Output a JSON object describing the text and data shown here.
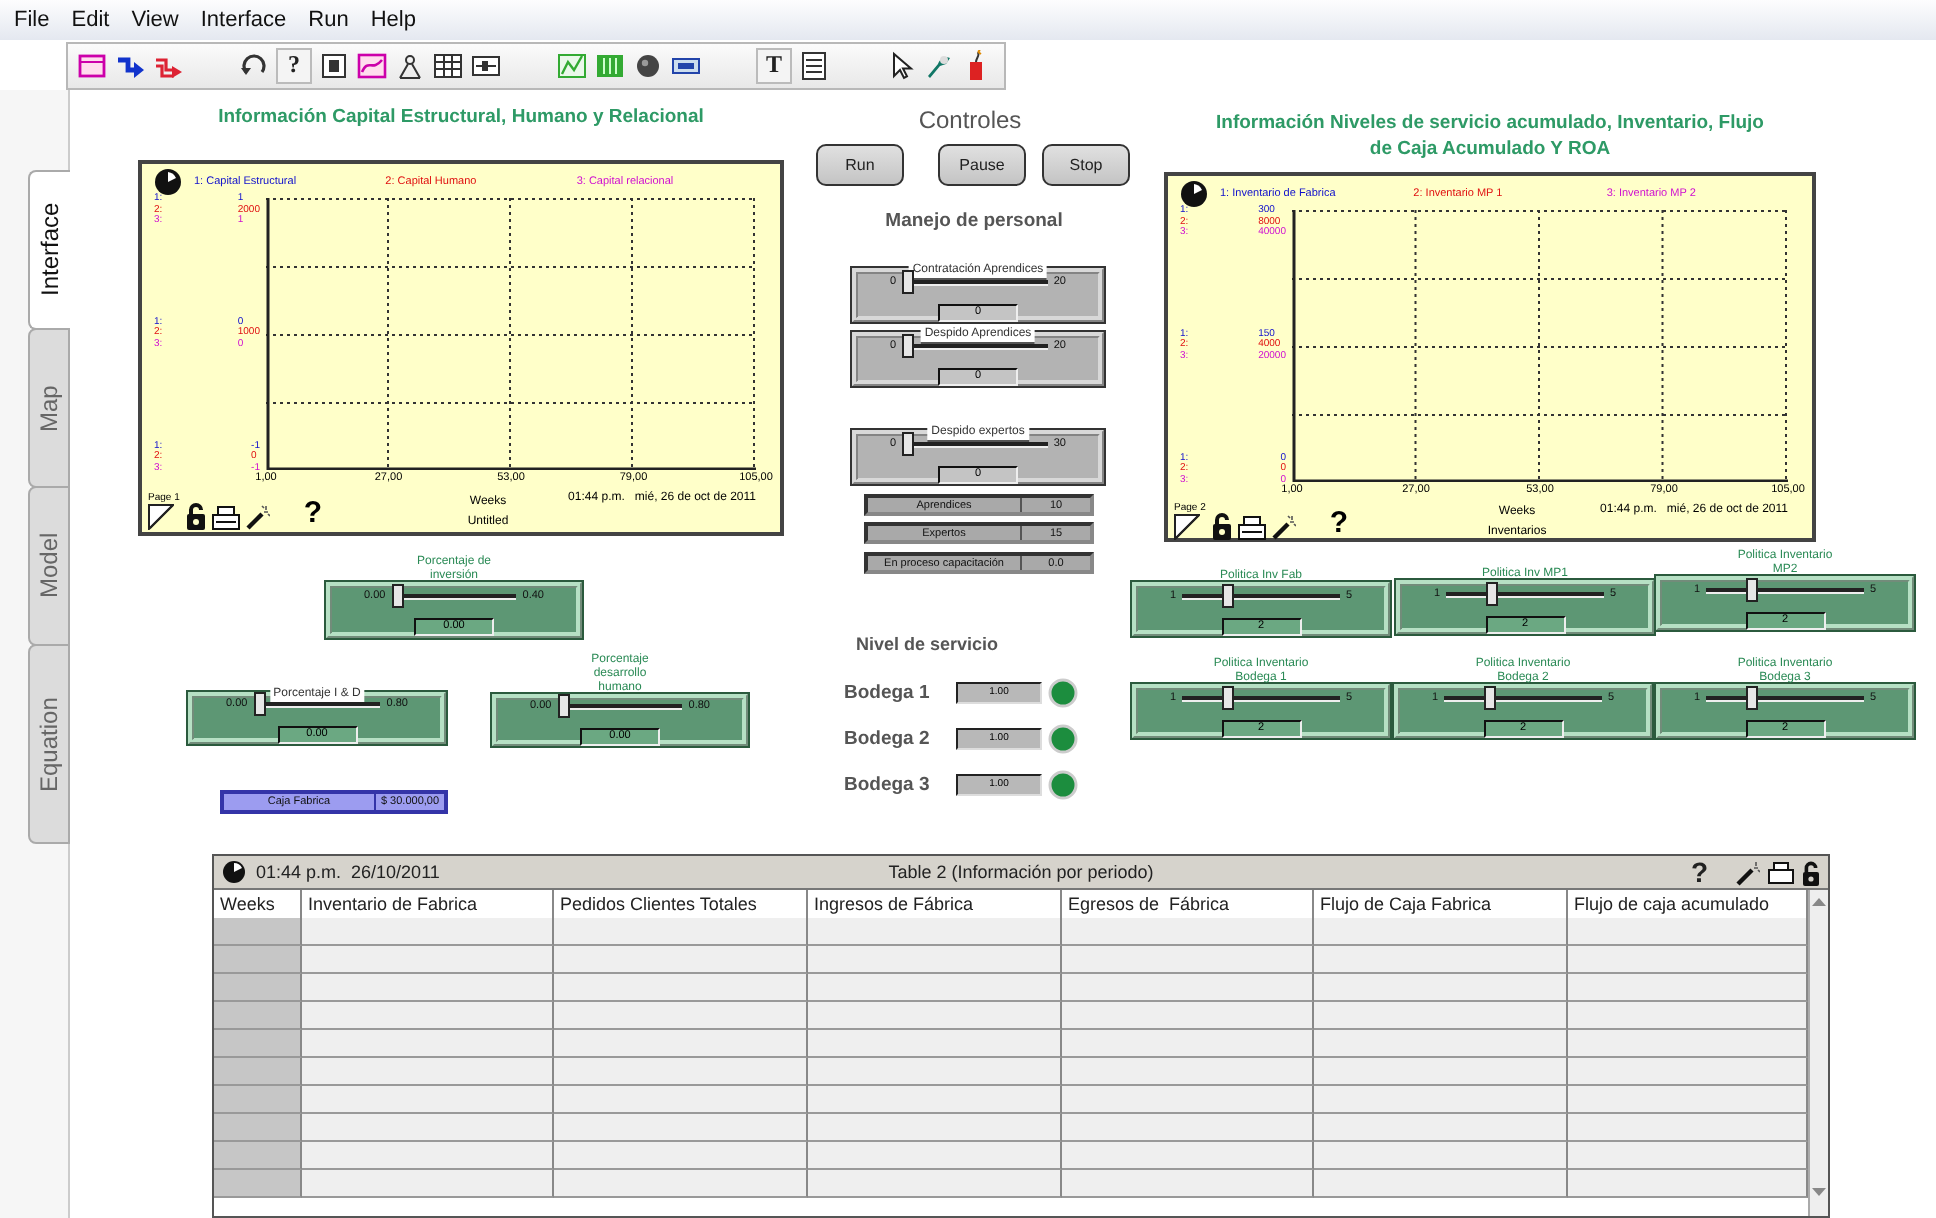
{
  "menu": [
    "File",
    "Edit",
    "View",
    "Interface",
    "Run",
    "Help"
  ],
  "toolbar_glyphs": [
    "?",
    "T"
  ],
  "side_tabs": [
    {
      "label": "Interface",
      "selected": true
    },
    {
      "label": "Map",
      "selected": false
    },
    {
      "label": "Model",
      "selected": false
    },
    {
      "label": "Equation",
      "selected": false
    }
  ],
  "graphs": [
    {
      "title": "Información Capital Estructural, Humano y Relacional",
      "series": [
        {
          "label": "1: Capital Estructural",
          "color": "#1010cc"
        },
        {
          "label": "2: Capital Humano",
          "color": "#e01010"
        },
        {
          "label": "3: Capital relacional",
          "color": "#d010d0"
        }
      ],
      "levels": [
        [
          {
            "mark": "1:",
            "value": "1"
          },
          {
            "mark": "2:",
            "value": "2000"
          },
          {
            "mark": "3:",
            "value": "1"
          }
        ],
        [
          {
            "mark": "1:",
            "value": "0"
          },
          {
            "mark": "2:",
            "value": "1000"
          },
          {
            "mark": "3:",
            "value": "0"
          }
        ],
        [
          {
            "mark": "1:",
            "value": "-1"
          },
          {
            "mark": "2:",
            "value": "0"
          },
          {
            "mark": "3:",
            "value": "-1"
          }
        ]
      ],
      "x_ticks": [
        "1,00",
        "27,00",
        "53,00",
        "79,00",
        "105,00"
      ],
      "page": "Page 1",
      "help": "?",
      "x_label": "Weeks",
      "name": "Untitled",
      "timestamp": "01:44 p.m.   mié, 26 de oct de 2011"
    },
    {
      "title": "Información Niveles de servicio acumulado, Inventario, Flujo de Caja Acumulado Y ROA",
      "series": [
        {
          "label": "1: Inventario de Fabrica",
          "color": "#1010cc"
        },
        {
          "label": "2: Inventario MP 1",
          "color": "#e01010"
        },
        {
          "label": "3: Inventario MP 2",
          "color": "#d010d0"
        }
      ],
      "levels": [
        [
          {
            "mark": "1:",
            "value": "300"
          },
          {
            "mark": "2:",
            "value": "8000"
          },
          {
            "mark": "3:",
            "value": "40000"
          }
        ],
        [
          {
            "mark": "1:",
            "value": "150"
          },
          {
            "mark": "2:",
            "value": "4000"
          },
          {
            "mark": "3:",
            "value": "20000"
          }
        ],
        [
          {
            "mark": "1:",
            "value": "0"
          },
          {
            "mark": "2:",
            "value": "0"
          },
          {
            "mark": "3:",
            "value": "0"
          }
        ]
      ],
      "x_ticks": [
        "1,00",
        "27,00",
        "53,00",
        "79,00",
        "105,00"
      ],
      "page": "Page 2",
      "help": "?",
      "x_label": "Weeks",
      "name": "Inventarios",
      "timestamp": "01:44 p.m.   mié, 26 de oct de 2011"
    }
  ],
  "controls": {
    "title": "Controles",
    "buttons": [
      "Run",
      "Pause",
      "Stop"
    ]
  },
  "staff": {
    "title": "Manejo de personal",
    "sliders": [
      {
        "kind": "grey",
        "label": "Contratación Aprendices",
        "min": "0",
        "max": "20",
        "value": "0",
        "level": 0
      },
      {
        "kind": "grey",
        "label": "Despido Aprendices",
        "min": "0",
        "max": "20",
        "value": "0",
        "level": 0
      },
      {
        "kind": "grey",
        "label": "Despido expertos",
        "min": "0",
        "max": "30",
        "value": "0",
        "level": 0
      }
    ],
    "stats": [
      {
        "label": "Aprendices",
        "value": "10"
      },
      {
        "label": "Expertos",
        "value": "15"
      },
      {
        "label": "En proceso capacitación",
        "value": "0.0"
      }
    ]
  },
  "investment_sliders": [
    {
      "kind": "green",
      "label": "Porcentaje de inversión",
      "min": "0.00",
      "max": "0.40",
      "value": "0.00",
      "level": 0
    },
    {
      "kind": "green",
      "label": "Porcentaje I & D",
      "min": "0.00",
      "max": "0.80",
      "value": "0.00",
      "level": 0
    },
    {
      "kind": "green",
      "label": "Porcentaje desarrollo humano",
      "min": "0.00",
      "max": "0.80",
      "value": "0.00",
      "level": 0
    }
  ],
  "cash": {
    "label": "Caja Fabrica",
    "value": "$ 30.000,00"
  },
  "service": {
    "title": "Nivel de servicio",
    "warehouses": [
      {
        "label": "Bodega 1",
        "value": "1.00",
        "lit": true
      },
      {
        "label": "Bodega 2",
        "value": "1.00",
        "lit": true
      },
      {
        "label": "Bodega 3",
        "value": "1.00",
        "lit": true
      }
    ]
  },
  "policy_sliders": [
    {
      "kind": "green",
      "label": "Politica Inv Fab",
      "min": "1",
      "max": "5",
      "value": "2",
      "level": 0.25
    },
    {
      "kind": "green",
      "label": "Politica Inv MP1",
      "min": "1",
      "max": "5",
      "value": "2",
      "level": 0.25
    },
    {
      "kind": "green",
      "label": "Politica Inventario MP2",
      "min": "1",
      "max": "5",
      "value": "2",
      "level": 0.25
    },
    {
      "kind": "green",
      "label": "Politica Inventario Bodega 1",
      "min": "1",
      "max": "5",
      "value": "2",
      "level": 0.25
    },
    {
      "kind": "green",
      "label": "Politica Inventario Bodega 2",
      "min": "1",
      "max": "5",
      "value": "2",
      "level": 0.25
    },
    {
      "kind": "green",
      "label": "Politica Inventario Bodega 3",
      "min": "1",
      "max": "5",
      "value": "2",
      "level": 0.25
    }
  ],
  "table": {
    "time": "01:44 p.m.",
    "date": "26/10/2011",
    "title": "Table 2 (Información por periodo)",
    "help": "?",
    "columns": [
      "Weeks",
      "Inventario de Fabrica",
      "Pedidos Clientes Totales",
      "Ingresos de Fábrica",
      "Egresos de  Fábrica",
      "Flujo de Caja Fabrica",
      "Flujo de caja acumulado"
    ]
  }
}
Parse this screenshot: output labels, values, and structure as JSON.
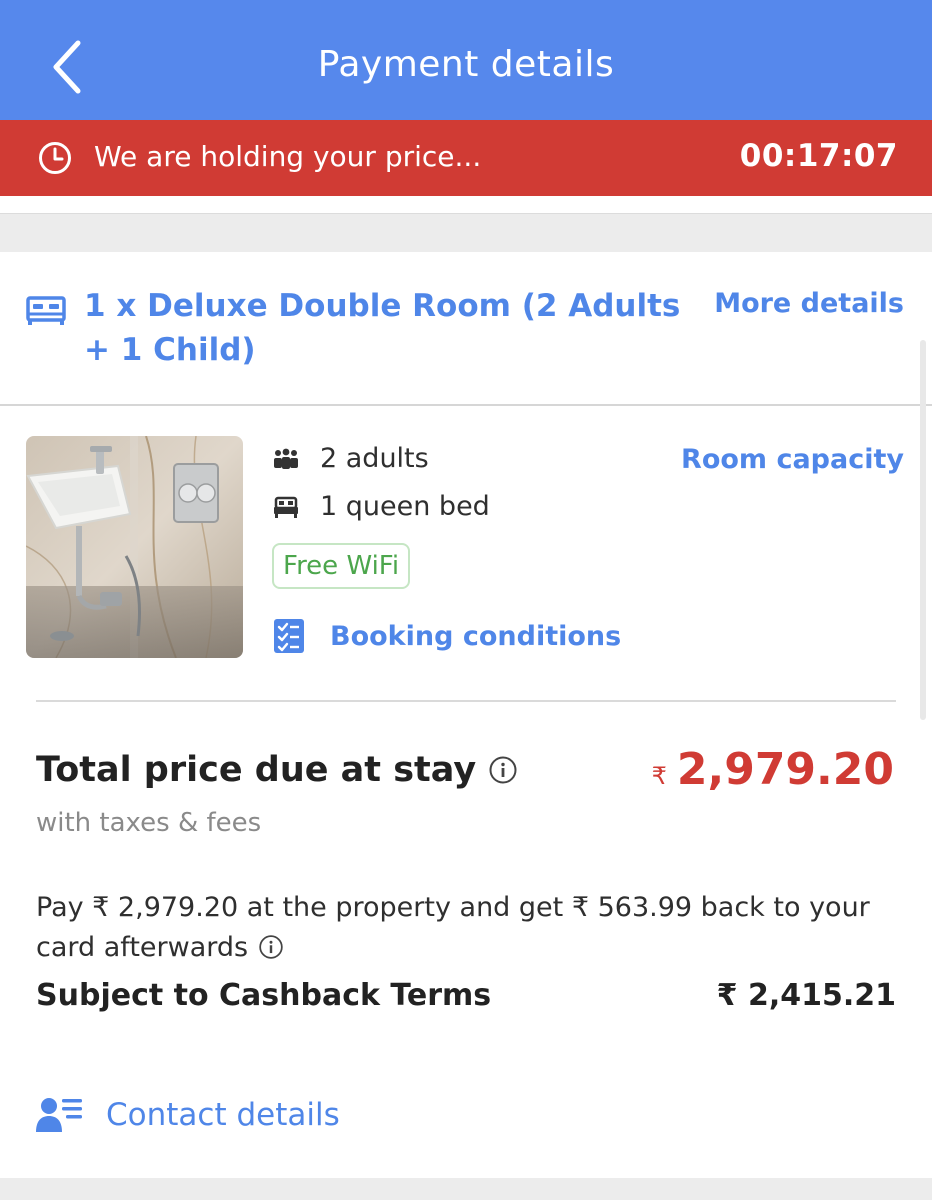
{
  "header": {
    "title": "Payment details"
  },
  "hold_banner": {
    "message": "We are holding your price...",
    "timer": "00:17:07"
  },
  "room": {
    "title": "1 x Deluxe Double Room (2 Adults + 1 Child)",
    "more_details_label": "More details",
    "capacity": "2 adults",
    "bed": "1 queen bed",
    "room_capacity_label": "Room capacity",
    "amenity_badge": "Free WiFi",
    "booking_conditions_label": "Booking conditions"
  },
  "price": {
    "total_label": "Total price due at stay",
    "currency_symbol": "₹",
    "total_amount": "2,979.20",
    "taxes_note": "with taxes & fees",
    "pay_note": "Pay ₹ 2,979.20 at the property and get ₹ 563.99 back to your card afterwards",
    "cashback_label": "Subject to Cashback Terms",
    "cashback_value": "₹ 2,415.21"
  },
  "contact": {
    "label": "Contact details"
  },
  "colors": {
    "header_bg": "#5688ec",
    "banner_bg": "#d03b34",
    "link": "#4f86e8",
    "price": "#d03b34",
    "badge_text": "#4ca64c"
  },
  "icons": [
    "chevron-left-icon",
    "clock-icon",
    "bed-icon",
    "people-icon",
    "queen-bed-icon",
    "checklist-icon",
    "info-icon",
    "contact-card-icon"
  ]
}
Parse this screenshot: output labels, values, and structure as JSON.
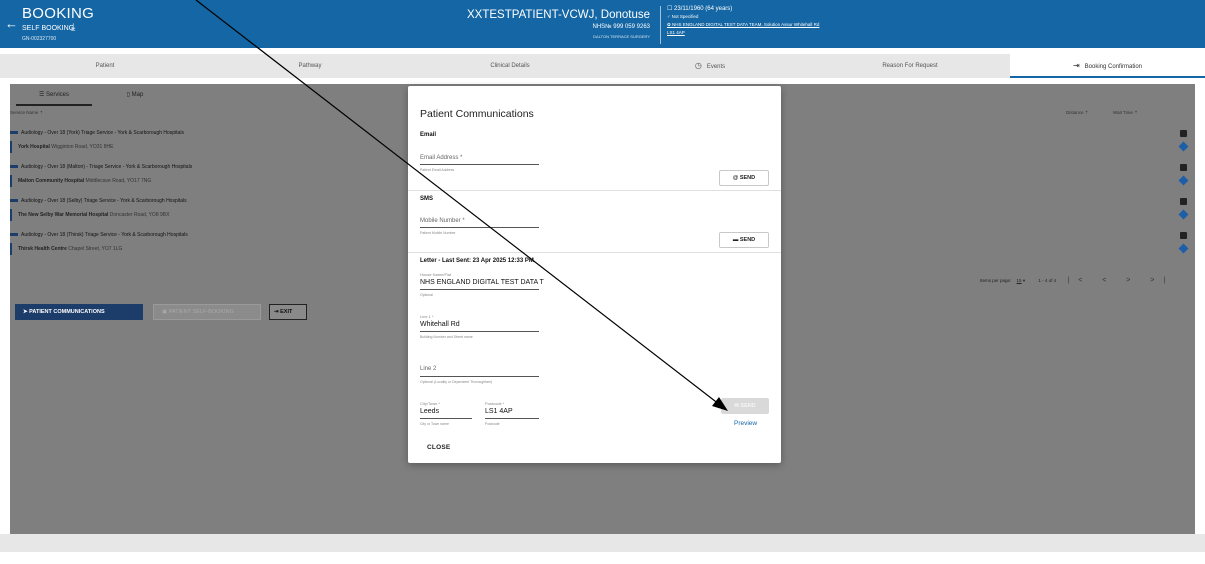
{
  "header": {
    "back_icon": "arrow-left-icon",
    "title": "BOOKING",
    "subtitle": "SELF BOOKING",
    "download_icon": "download-icon",
    "booking_id": "GN-002327700",
    "patient_name": "XXTESTPATIENT-VCWJ, Donotuse",
    "nhs_number": "NHS№ 999 059 9263",
    "surgery": "DALTON TERRACE SURGERY",
    "dob": "☐ 23/11/1960 (64 years)",
    "gender": "♂ Not Specified",
    "organisation": "✿ NHS ENGLAND DIGITAL TEST DATA TEAM, Solution Assur Whitehall Rd",
    "postcode": "LS1 4AP",
    "color": "#1466a4"
  },
  "tabs": [
    {
      "label": "Patient"
    },
    {
      "label": "Pathway"
    },
    {
      "label": "Clinical Details"
    },
    {
      "label": "Events",
      "icon": "history-icon"
    },
    {
      "label": "Reason For Request"
    },
    {
      "label": "Booking Confirmation",
      "icon": "exit-icon",
      "active": true
    }
  ],
  "subtabs": {
    "services": "Services",
    "map": "Map"
  },
  "list": {
    "col_service": "Service Name ⇡",
    "col_distance": "Distance ⇡",
    "col_wait": "Wait Time ⇡",
    "rows": [
      {
        "service": "Audiology - Over 18 (York) Triage Service - York & Scarborough Hospitals",
        "location": "York Hospital",
        "address": " Wigginton Road, YO31 8HE"
      },
      {
        "service": "Audiology - Over 18 (Malton) - Triage Service - York & Scarborough Hospitals",
        "location": "Malton Community Hospital",
        "address": " Middlecave Road, YO17 7NG"
      },
      {
        "service": "Audiology - Over 18 (Selby) Triage Service - York & Scarborough Hospitals",
        "location": "The New Selby War Memorial Hospital",
        "address": " Doncaster Road, YO8 9BX"
      },
      {
        "service": "Audiology - Over 18 (Thirsk) Triage Service - York & Scarborough Hospitals",
        "location": "Thirsk Health Centre",
        "address": " Chapel Street, YO7 1LG"
      }
    ]
  },
  "pager": {
    "items_per_page_label": "Items per page:",
    "items_per_page": "15",
    "range": "1 - 4 of 4",
    "nav": "|<  <  >  >|"
  },
  "actions": {
    "patient_communications": "PATIENT COMMUNICATIONS",
    "patient_self_booking": "PATIENT SELF-BOOKING",
    "exit": "EXIT"
  },
  "modal": {
    "title": "Patient Communications",
    "email": {
      "section": "Email",
      "label": "Email Address *",
      "hint": "Patient Email Address",
      "send": "SEND"
    },
    "sms": {
      "section": "SMS",
      "label": "Mobile Number *",
      "hint": "Patient Mobile Number",
      "send": "SEND"
    },
    "letter": {
      "section": "Letter - Last Sent: 23 Apr 2025 12:33 PM",
      "house_label": "House Name/Flat",
      "house_value": "NHS ENGLAND DIGITAL TEST DATA T",
      "house_hint": "Optional",
      "line1_label": "Line 1 *",
      "line1_value": "Whitehall Rd",
      "line1_hint": "Building Number and Street name",
      "line2_label": "Line 2",
      "line2_hint": "Optional (Locality or Dependent Thoroughfare)",
      "city_label": "City/Town *",
      "city_value": "Leeds",
      "city_hint": "City or Town name",
      "postcode_label": "Postcode *",
      "postcode_value": "LS1 4AP",
      "postcode_hint": "Postcode",
      "send": "SEND",
      "preview": "Preview"
    },
    "close": "CLOSE"
  }
}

PROBLEM DESCRIPTION: What count of lines in the listing contain the word "Flujo"? Reply with the number only.

RESULT OF THE TASK: 3